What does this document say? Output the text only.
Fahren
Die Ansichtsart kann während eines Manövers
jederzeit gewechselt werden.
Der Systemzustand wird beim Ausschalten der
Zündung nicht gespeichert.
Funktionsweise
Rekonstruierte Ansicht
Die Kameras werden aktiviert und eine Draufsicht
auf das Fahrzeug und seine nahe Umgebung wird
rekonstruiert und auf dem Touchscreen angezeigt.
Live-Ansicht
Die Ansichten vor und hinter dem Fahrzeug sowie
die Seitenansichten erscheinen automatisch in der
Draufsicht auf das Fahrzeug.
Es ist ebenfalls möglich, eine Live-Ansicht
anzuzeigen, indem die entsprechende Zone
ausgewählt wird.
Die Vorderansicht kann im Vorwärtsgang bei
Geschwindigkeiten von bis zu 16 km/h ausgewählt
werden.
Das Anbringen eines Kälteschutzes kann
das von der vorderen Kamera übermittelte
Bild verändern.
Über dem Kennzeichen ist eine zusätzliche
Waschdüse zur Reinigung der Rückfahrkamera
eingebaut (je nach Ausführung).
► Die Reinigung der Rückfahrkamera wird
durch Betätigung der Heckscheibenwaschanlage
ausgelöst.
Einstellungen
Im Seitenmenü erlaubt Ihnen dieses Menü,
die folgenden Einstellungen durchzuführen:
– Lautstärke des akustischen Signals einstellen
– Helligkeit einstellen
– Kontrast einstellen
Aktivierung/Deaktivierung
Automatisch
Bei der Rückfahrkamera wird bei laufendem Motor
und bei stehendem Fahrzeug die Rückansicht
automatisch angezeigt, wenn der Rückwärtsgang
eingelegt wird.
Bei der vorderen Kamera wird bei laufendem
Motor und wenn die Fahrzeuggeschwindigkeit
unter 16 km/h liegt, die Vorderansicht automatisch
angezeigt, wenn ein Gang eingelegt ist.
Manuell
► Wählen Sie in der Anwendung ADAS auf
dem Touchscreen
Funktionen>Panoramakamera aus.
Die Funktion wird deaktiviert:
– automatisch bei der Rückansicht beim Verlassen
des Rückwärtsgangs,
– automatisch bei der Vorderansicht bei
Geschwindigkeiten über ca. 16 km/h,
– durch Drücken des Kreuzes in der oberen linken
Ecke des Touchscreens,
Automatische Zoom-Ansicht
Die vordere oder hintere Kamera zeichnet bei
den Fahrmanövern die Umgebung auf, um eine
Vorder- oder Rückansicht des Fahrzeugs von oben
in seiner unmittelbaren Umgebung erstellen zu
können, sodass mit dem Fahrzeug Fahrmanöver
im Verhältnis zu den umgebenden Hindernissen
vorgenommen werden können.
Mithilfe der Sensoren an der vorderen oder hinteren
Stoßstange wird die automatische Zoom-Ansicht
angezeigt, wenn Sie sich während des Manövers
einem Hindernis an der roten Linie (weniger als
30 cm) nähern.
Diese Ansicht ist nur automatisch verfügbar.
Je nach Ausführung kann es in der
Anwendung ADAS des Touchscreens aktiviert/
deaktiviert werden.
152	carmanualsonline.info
------------------------------
# What is being asked
Copy task for the entries above: every line with the string "nach".

# Solution to this exercise
eingebaut (je nach Ausführung).
Je nach Ausführung kann es in der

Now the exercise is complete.